[start of Given records]

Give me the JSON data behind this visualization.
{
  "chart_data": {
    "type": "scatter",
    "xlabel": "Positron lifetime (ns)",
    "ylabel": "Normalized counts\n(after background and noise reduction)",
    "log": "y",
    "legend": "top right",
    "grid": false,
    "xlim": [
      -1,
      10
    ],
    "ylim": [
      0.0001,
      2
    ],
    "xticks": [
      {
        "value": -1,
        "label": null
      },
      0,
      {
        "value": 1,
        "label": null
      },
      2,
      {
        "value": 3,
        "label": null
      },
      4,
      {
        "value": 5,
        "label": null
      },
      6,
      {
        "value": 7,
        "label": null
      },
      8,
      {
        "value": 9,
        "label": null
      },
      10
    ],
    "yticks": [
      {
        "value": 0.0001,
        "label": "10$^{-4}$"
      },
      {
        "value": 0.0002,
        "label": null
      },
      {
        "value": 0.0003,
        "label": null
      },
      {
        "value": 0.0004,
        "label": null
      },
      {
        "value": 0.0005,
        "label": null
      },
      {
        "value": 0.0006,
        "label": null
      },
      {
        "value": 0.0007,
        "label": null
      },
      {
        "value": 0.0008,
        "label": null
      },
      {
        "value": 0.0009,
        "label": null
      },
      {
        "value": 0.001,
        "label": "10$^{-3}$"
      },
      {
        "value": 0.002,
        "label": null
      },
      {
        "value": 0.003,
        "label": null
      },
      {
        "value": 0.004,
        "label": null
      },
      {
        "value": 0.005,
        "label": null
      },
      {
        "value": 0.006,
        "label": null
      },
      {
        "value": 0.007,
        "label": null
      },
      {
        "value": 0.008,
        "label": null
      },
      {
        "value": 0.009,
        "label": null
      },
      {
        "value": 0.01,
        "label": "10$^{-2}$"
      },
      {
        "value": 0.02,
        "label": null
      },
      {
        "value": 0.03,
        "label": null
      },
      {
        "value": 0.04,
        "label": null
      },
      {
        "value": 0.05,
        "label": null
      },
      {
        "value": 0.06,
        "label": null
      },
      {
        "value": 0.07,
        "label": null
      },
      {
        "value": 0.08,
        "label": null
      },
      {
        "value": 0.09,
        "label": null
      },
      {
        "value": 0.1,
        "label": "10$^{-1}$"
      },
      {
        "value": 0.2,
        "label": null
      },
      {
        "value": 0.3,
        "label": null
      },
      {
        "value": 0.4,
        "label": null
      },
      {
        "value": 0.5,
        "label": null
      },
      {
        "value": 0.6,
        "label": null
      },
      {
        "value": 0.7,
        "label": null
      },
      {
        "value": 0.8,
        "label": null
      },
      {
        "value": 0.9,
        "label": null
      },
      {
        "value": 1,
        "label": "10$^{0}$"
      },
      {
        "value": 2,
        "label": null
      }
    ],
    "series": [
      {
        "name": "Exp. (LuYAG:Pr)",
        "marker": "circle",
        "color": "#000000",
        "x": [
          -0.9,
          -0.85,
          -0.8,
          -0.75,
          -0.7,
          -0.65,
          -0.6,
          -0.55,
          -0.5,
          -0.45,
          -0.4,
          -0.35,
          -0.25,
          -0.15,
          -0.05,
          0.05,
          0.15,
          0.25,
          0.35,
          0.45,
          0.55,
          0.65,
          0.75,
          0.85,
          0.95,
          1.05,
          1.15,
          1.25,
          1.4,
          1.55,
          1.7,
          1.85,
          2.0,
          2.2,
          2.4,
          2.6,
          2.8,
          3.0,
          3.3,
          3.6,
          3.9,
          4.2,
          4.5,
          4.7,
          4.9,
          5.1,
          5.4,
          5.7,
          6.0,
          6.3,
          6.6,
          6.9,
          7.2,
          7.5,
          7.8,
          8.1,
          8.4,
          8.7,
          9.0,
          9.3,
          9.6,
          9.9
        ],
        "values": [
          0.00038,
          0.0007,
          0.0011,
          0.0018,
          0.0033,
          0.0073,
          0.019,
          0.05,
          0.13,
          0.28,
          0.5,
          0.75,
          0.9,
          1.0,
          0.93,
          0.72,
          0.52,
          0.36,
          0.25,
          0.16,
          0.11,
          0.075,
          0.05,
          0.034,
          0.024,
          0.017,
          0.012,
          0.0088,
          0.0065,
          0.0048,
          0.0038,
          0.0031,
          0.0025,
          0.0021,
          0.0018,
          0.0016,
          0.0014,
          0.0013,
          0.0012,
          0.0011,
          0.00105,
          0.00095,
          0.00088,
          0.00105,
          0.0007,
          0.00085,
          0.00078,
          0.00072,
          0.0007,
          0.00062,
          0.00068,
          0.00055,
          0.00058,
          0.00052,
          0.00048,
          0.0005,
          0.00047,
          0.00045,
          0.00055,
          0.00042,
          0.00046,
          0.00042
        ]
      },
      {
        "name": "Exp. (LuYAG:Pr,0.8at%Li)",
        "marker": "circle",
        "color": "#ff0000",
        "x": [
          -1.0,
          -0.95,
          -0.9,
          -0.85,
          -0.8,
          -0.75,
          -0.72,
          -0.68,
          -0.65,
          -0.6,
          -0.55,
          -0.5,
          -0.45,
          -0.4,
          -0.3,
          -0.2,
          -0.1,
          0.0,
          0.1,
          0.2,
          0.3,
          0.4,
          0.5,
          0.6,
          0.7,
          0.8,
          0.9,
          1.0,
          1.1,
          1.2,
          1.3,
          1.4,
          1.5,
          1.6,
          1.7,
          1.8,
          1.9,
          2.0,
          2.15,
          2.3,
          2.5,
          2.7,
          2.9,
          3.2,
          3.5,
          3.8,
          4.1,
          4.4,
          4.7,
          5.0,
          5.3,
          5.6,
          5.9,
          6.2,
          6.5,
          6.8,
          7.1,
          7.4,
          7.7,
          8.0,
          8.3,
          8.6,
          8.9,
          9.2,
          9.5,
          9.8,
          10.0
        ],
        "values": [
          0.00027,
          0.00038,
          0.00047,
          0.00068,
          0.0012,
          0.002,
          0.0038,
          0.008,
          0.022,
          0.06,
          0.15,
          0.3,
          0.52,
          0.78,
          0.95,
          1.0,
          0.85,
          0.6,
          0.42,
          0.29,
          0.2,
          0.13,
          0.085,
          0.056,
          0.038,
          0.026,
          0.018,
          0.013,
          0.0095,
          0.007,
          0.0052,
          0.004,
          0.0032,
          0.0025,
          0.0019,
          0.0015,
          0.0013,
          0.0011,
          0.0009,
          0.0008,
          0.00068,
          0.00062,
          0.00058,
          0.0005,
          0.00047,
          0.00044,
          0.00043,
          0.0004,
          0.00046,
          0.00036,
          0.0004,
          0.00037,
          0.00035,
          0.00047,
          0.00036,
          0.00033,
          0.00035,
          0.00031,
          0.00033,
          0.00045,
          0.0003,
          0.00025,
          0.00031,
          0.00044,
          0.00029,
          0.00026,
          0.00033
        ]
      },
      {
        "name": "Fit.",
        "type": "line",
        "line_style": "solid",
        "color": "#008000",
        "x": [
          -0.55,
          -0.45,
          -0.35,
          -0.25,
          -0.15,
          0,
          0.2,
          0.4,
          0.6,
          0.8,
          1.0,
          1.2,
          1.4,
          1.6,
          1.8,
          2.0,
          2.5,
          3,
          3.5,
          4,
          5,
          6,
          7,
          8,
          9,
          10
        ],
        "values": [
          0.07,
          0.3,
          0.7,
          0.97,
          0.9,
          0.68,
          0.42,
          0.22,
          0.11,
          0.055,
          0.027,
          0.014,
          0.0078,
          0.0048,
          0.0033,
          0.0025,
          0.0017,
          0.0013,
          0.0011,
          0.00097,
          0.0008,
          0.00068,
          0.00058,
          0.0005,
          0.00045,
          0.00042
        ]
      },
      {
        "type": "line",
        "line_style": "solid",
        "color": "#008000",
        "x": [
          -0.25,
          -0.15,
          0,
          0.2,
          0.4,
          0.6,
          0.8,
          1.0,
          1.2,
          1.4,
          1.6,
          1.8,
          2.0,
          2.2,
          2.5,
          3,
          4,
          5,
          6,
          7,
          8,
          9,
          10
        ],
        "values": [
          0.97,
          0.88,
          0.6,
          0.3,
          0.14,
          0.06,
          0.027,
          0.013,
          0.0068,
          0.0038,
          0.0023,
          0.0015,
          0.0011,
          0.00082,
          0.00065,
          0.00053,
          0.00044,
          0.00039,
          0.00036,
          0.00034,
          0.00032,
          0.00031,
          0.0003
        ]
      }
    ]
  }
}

[end of Given records]

### Brief
Give only the number of lines in the entries above that contain the string "LuYAG".

### Solution to this task
2